● **Texto em estudo**:
+===+
Desafio do ponto de vista psicológico
Depois de quase seis meses em casa, o retorno às escolas vai demandar uma readaptação dos pequenos também do ponto de vista psicológico. Mesmo após períodos de férias, que normalmente são de 30 dias, esse processo costuma ser necessário.
Um dos aspectos é a própria rotina comum das escolas que é mais bem definida que a de casa, onde há uma flexibilidade maior de tarefas. Dessa vez, haverá ainda a necessidade de implantar uma série de novos processos e seguir novas orientações, como o próprio distanciamento dos colegas.
— Quando a criança entra na escola a primeira vez, a gente faz uma adaptação gradual. Eu acredito muito que a gente vai ter que fazer uma nova adaptação. Vão aparecer alguns comportamentos, como ansiedade. Eu já posso notar, a nível de psicóloga clínica, que têm muitas crianças que estão preocupadas com o “bichinho” que está andando por aí e, claro, que isso vai refletir na escola. Então, eles estão com saudades dos amigos, mas também estão inseguros — afirma a psicóloga infantil, Nadaby Pites.
+===+
● **Tarefas propostas**:
1. Segundo o texto sobre o retorno às aulas, quantos dias costumam durar os períodos de férias?
2. Continue o texto sobre o retorno das crianças à escola a partir da última frase apresentada.
+===+
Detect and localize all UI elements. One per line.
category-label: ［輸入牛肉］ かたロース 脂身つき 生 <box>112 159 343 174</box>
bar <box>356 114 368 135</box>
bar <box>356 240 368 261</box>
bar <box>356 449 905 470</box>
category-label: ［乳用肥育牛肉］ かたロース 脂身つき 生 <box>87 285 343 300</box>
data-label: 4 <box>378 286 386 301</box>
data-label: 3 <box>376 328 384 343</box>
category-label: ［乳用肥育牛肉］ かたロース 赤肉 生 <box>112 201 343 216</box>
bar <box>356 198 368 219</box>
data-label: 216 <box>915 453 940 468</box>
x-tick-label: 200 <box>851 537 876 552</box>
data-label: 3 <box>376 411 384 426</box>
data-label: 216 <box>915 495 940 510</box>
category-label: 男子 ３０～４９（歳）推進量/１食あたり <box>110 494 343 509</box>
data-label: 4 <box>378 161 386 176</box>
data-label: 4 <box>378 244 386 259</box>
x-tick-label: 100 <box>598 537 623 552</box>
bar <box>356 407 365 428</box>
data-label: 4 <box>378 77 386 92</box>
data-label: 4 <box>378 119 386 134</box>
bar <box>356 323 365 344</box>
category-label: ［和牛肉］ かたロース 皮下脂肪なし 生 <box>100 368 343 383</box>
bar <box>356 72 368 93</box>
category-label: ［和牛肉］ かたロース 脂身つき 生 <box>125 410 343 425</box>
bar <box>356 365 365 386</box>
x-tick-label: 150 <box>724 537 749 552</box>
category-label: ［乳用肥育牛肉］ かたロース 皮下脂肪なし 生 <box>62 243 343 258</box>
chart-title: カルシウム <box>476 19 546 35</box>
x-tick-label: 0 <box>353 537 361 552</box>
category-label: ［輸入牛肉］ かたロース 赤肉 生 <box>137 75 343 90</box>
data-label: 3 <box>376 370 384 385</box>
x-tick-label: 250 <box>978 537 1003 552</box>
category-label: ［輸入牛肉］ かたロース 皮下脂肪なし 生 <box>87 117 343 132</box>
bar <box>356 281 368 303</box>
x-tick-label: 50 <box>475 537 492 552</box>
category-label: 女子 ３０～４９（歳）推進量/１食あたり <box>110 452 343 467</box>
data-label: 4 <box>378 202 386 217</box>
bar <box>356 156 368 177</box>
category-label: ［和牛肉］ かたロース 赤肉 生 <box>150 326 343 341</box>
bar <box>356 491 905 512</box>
+===+
● **Respostas das tarefas**:
1. Normalmente, 30 dias.

2.
Ela recomenda que os pais fiquem atentos a mudanças de comportamento, como aumento da agressividade, do choro, mudança no apetite, no sono e no sistema urinário. São essas situações que podem indicar que a criança está atravessando uma dificuldade maior que a comum para frequentar a escola, já que elas não sabe comunicar o que sentem por meio da fala:
— A gente tem que notar as mudanças de comportamento, porque é muito através das mudanças de comportamento que a criança demonstra que tem alguma coisa que não está legal.
Para poder ajudar as crianças, o primeiro passo, afirma a psicóloga, é o próprio adulto se dar conta de como tem se sentido. Será difícil para ele transmitir segurança e tranquilidade se estiver se sentindo altamente ansioso. Além disso, a psicóloga destaca que é preciso que os pais sejam o exemplo para que as crianças sigam as normas de uso de máscaras, higienização das mãos e distanciamento.
Nadaby considera que os professores também podem apresentar quadros de maior preocupação, mas explica que escolas estão atentas a isso e oferecendo suporte do ponto de vista psicológico tanto para os pais quanto para os profissionais.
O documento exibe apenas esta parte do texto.